Quote all lines below exactly. Images stay out.

Input records:
==============================
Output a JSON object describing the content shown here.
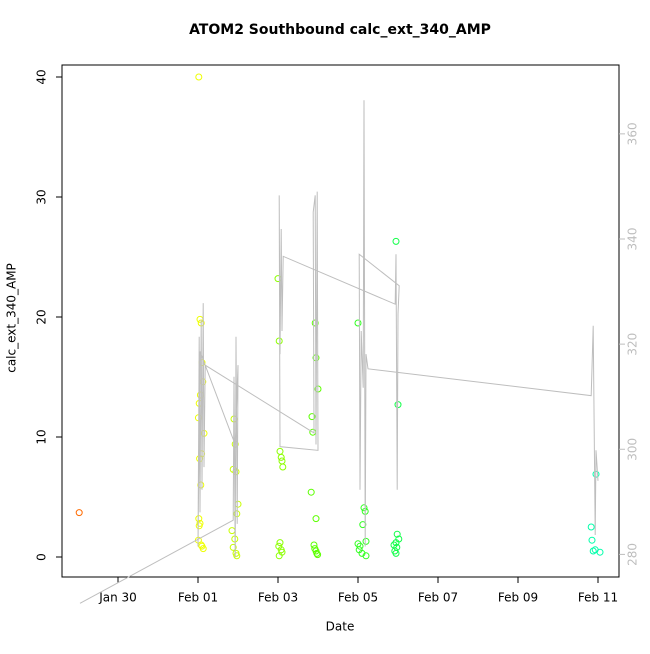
{
  "chart_data": {
    "type": "scatter",
    "title": "ATOM2 Southbound calc_ext_340_AMP",
    "x_label": "Date",
    "y_label": "calc_ext_340_AMP",
    "xlim": [
      28.6,
      42.525
    ],
    "ylim": [
      -1.667,
      41
    ],
    "y2lim": [
      275.7,
      373.1
    ],
    "xticks": [
      {
        "value": 30,
        "label": "Jan 30"
      },
      {
        "value": 32,
        "label": "Feb 01"
      },
      {
        "value": 34,
        "label": "Feb 03"
      },
      {
        "value": 36,
        "label": "Feb 05"
      },
      {
        "value": 38,
        "label": "Feb 07"
      },
      {
        "value": 40,
        "label": "Feb 09"
      },
      {
        "value": 42,
        "label": "Feb 11"
      }
    ],
    "yticks": [
      0,
      10,
      20,
      30,
      40
    ],
    "y2ticks": [
      280,
      300,
      320,
      340,
      360
    ],
    "y2_color": "#bebebe",
    "series": [
      {
        "color": "#ff6a00",
        "x": [
          29.03
        ],
        "values": [
          3.7
        ]
      },
      {
        "color": "#eeff00",
        "x": [
          32.02,
          32.05,
          32.08,
          32.1,
          32.12,
          32.06,
          32.03,
          32.01,
          32.15,
          32.09,
          32.04,
          32.07,
          32.02,
          32.05,
          32.03,
          32.01,
          32.08,
          32.1,
          32.13
        ],
        "values": [
          40,
          19.8,
          19.5,
          16.2,
          14.6,
          13.5,
          12.8,
          11.6,
          10.3,
          8.6,
          8.2,
          6.0,
          3.2,
          2.8,
          2.6,
          1.4,
          1.0,
          0.9,
          0.7
        ]
      },
      {
        "color": "#c8ff00",
        "x": [
          32.9,
          32.93,
          32.88,
          32.95,
          33.0,
          32.97,
          32.85,
          32.92,
          32.88,
          32.95,
          32.97
        ],
        "values": [
          11.5,
          9.4,
          7.3,
          7.1,
          4.4,
          3.6,
          2.2,
          1.5,
          0.8,
          0.3,
          0.1
        ]
      },
      {
        "color": "#8cff00",
        "x": [
          34.0,
          34.03,
          34.05,
          34.08,
          34.1,
          34.12,
          34.05,
          34.02,
          34.08,
          34.1,
          34.03
        ],
        "values": [
          23.2,
          18.0,
          8.8,
          8.3,
          8.0,
          7.5,
          1.2,
          0.9,
          0.6,
          0.4,
          0.1
        ]
      },
      {
        "color": "#5cff00",
        "x": [
          34.93,
          34.95,
          35.0,
          34.85,
          34.87,
          34.83,
          34.95,
          34.9,
          34.92,
          34.95,
          34.97,
          34.99
        ],
        "values": [
          19.5,
          16.6,
          14.0,
          11.7,
          10.4,
          5.4,
          3.2,
          1.0,
          0.7,
          0.5,
          0.3,
          0.2
        ]
      },
      {
        "color": "#30ff20",
        "x": [
          36.0,
          36.15,
          36.18,
          36.12,
          36.2,
          36.0,
          36.05,
          36.03,
          36.1,
          36.2
        ],
        "values": [
          19.5,
          4.1,
          3.8,
          2.7,
          1.3,
          1.1,
          0.9,
          0.6,
          0.3,
          0.1
        ]
      },
      {
        "color": "#10ff48",
        "x": [
          36.95,
          37.0,
          36.98,
          37.02,
          36.95,
          36.9,
          36.97,
          36.92,
          36.95
        ],
        "values": [
          26.3,
          12.7,
          1.9,
          1.5,
          1.2,
          1.0,
          0.8,
          0.5,
          0.3
        ]
      },
      {
        "color": "#00ffaa",
        "x": [
          41.95,
          41.83,
          41.85,
          41.93,
          41.88,
          42.05
        ],
        "values": [
          6.9,
          2.5,
          1.4,
          0.6,
          0.5,
          0.4
        ]
      },
      {
        "type": "line",
        "axis": "y2",
        "color": "#bebebe",
        "x": [
          29.05,
          32.88,
          32.9,
          32.93,
          32.95,
          32.98,
          33.0,
          32.93,
          32.05,
          32.0,
          32.03,
          32.05,
          32.08,
          32.1,
          32.13,
          32.15,
          32.18,
          34.9,
          34.88,
          34.93,
          34.95,
          34.98,
          35.0,
          34.05,
          34.03,
          34.05,
          34.08,
          34.1,
          34.13,
          36.93,
          36.95,
          36.98,
          37.0,
          37.03,
          36.03,
          36.05,
          36.08,
          36.13,
          36.15,
          36.18,
          36.2,
          36.25,
          41.83,
          41.88,
          41.93,
          41.95,
          42.0
        ],
        "values": [
          270.7,
          286.5,
          313.8,
          279.4,
          321.4,
          285.8,
          316.0,
          300.9,
          318.6,
          281.5,
          321.4,
          288.0,
          324.6,
          292.3,
          327.8,
          296.6,
          316.0,
          303.1,
          345.1,
          348.3,
          300.9,
          349.0,
          299.8,
          300.5,
          348.3,
          318.1,
          341.9,
          322.5,
          336.7,
          327.6,
          337.1,
          292.3,
          325.7,
          331.1,
          337.1,
          292.3,
          322.5,
          311.7,
          366.4,
          281.5,
          318.1,
          315.3,
          310.2,
          323.5,
          283.7,
          299.8,
          294.0
        ]
      }
    ]
  }
}
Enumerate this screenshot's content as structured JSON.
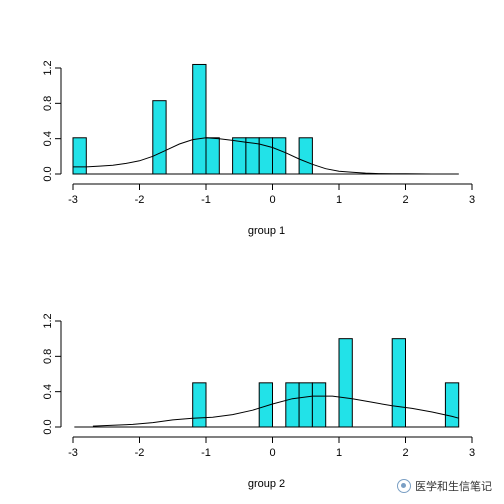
==============================
Reply to the task:
Output a JSON object describing the content shown here.
{
  "chart_data": {
    "type": "scatter",
    "title": "ATOM2 Southbound calc_ext_340_AMP",
    "x_label": "Date",
    "y_label": "calc_ext_340_AMP",
    "xlim": [
      28.6,
      42.525
    ],
    "ylim": [
      -1.667,
      41
    ],
    "y2lim": [
      275.7,
      373.1
    ],
    "xticks": [
      {
        "value": 30,
        "label": "Jan 30"
      },
      {
        "value": 32,
        "label": "Feb 01"
      },
      {
        "value": 34,
        "label": "Feb 03"
      },
      {
        "value": 36,
        "label": "Feb 05"
      },
      {
        "value": 38,
        "label": "Feb 07"
      },
      {
        "value": 40,
        "label": "Feb 09"
      },
      {
        "value": 42,
        "label": "Feb 11"
      }
    ],
    "yticks": [
      0,
      10,
      20,
      30,
      40
    ],
    "y2ticks": [
      280,
      300,
      320,
      340,
      360
    ],
    "y2_color": "#bebebe",
    "series": [
      {
        "color": "#ff6a00",
        "x": [
          29.03
        ],
        "values": [
          3.7
        ]
      },
      {
        "color": "#eeff00",
        "x": [
          32.02,
          32.05,
          32.08,
          32.1,
          32.12,
          32.06,
          32.03,
          32.01,
          32.15,
          32.09,
          32.04,
          32.07,
          32.02,
          32.05,
          32.03,
          32.01,
          32.08,
          32.1,
          32.13
        ],
        "values": [
          40,
          19.8,
          19.5,
          16.2,
          14.6,
          13.5,
          12.8,
          11.6,
          10.3,
          8.6,
          8.2,
          6.0,
          3.2,
          2.8,
          2.6,
          1.4,
          1.0,
          0.9,
          0.7
        ]
      },
      {
        "color": "#c8ff00",
        "x": [
          32.9,
          32.93,
          32.88,
          32.95,
          33.0,
          32.97,
          32.85,
          32.92,
          32.88,
          32.95,
          32.97
        ],
        "values": [
          11.5,
          9.4,
          7.3,
          7.1,
          4.4,
          3.6,
          2.2,
          1.5,
          0.8,
          0.3,
          0.1
        ]
      },
      {
        "color": "#8cff00",
        "x": [
          34.0,
          34.03,
          34.05,
          34.08,
          34.1,
          34.12,
          34.05,
          34.02,
          34.08,
          34.1,
          34.03
        ],
        "values": [
          23.2,
          18.0,
          8.8,
          8.3,
          8.0,
          7.5,
          1.2,
          0.9,
          0.6,
          0.4,
          0.1
        ]
      },
      {
        "color": "#5cff00",
        "x": [
          34.93,
          34.95,
          35.0,
          34.85,
          34.87,
          34.83,
          34.95,
          34.9,
          34.92,
          34.95,
          34.97,
          34.99
        ],
        "values": [
          19.5,
          16.6,
          14.0,
          11.7,
          10.4,
          5.4,
          3.2,
          1.0,
          0.7,
          0.5,
          0.3,
          0.2
        ]
      },
      {
        "color": "#30ff20",
        "x": [
          36.0,
          36.15,
          36.18,
          36.12,
          36.2,
          36.0,
          36.05,
          36.03,
          36.1,
          36.2
        ],
        "values": [
          19.5,
          4.1,
          3.8,
          2.7,
          1.3,
          1.1,
          0.9,
          0.6,
          0.3,
          0.1
        ]
      },
      {
        "color": "#10ff48",
        "x": [
          36.95,
          37.0,
          36.98,
          37.02,
          36.95,
          36.9,
          36.97,
          36.92,
          36.95
        ],
        "values": [
          26.3,
          12.7,
          1.9,
          1.5,
          1.2,
          1.0,
          0.8,
          0.5,
          0.3
        ]
      },
      {
        "color": "#00ffaa",
        "x": [
          41.95,
          41.83,
          41.85,
          41.93,
          41.88,
          42.05
        ],
        "values": [
          6.9,
          2.5,
          1.4,
          0.6,
          0.5,
          0.4
        ]
      },
      {
        "type": "line",
        "axis": "y2",
        "color": "#bebebe",
        "x": [
          29.05,
          32.88,
          32.9,
          32.93,
          32.95,
          32.98,
          33.0,
          32.93,
          32.05,
          32.0,
          32.03,
          32.05,
          32.08,
          32.1,
          32.13,
          32.15,
          32.18,
          34.9,
          34.88,
          34.93,
          34.95,
          34.98,
          35.0,
          34.05,
          34.03,
          34.05,
          34.08,
          34.1,
          34.13,
          36.93,
          36.95,
          36.98,
          37.0,
          37.03,
          36.03,
          36.05,
          36.08,
          36.13,
          36.15,
          36.18,
          36.2,
          36.25,
          41.83,
          41.88,
          41.93,
          41.95,
          42.0
        ],
        "values": [
          270.7,
          286.5,
          313.8,
          279.4,
          321.4,
          285.8,
          316.0,
          300.9,
          318.6,
          281.5,
          321.4,
          288.0,
          324.6,
          292.3,
          327.8,
          296.6,
          316.0,
          303.1,
          345.1,
          348.3,
          300.9,
          349.0,
          299.8,
          300.5,
          348.3,
          318.1,
          341.9,
          322.5,
          336.7,
          327.6,
          337.1,
          292.3,
          325.7,
          331.1,
          337.1,
          292.3,
          322.5,
          311.7,
          366.4,
          281.5,
          318.1,
          315.3,
          310.2,
          323.5,
          283.7,
          299.8,
          294.0
        ]
      }
    ]
  }
}
Enumerate this screenshot's content as structured JSON.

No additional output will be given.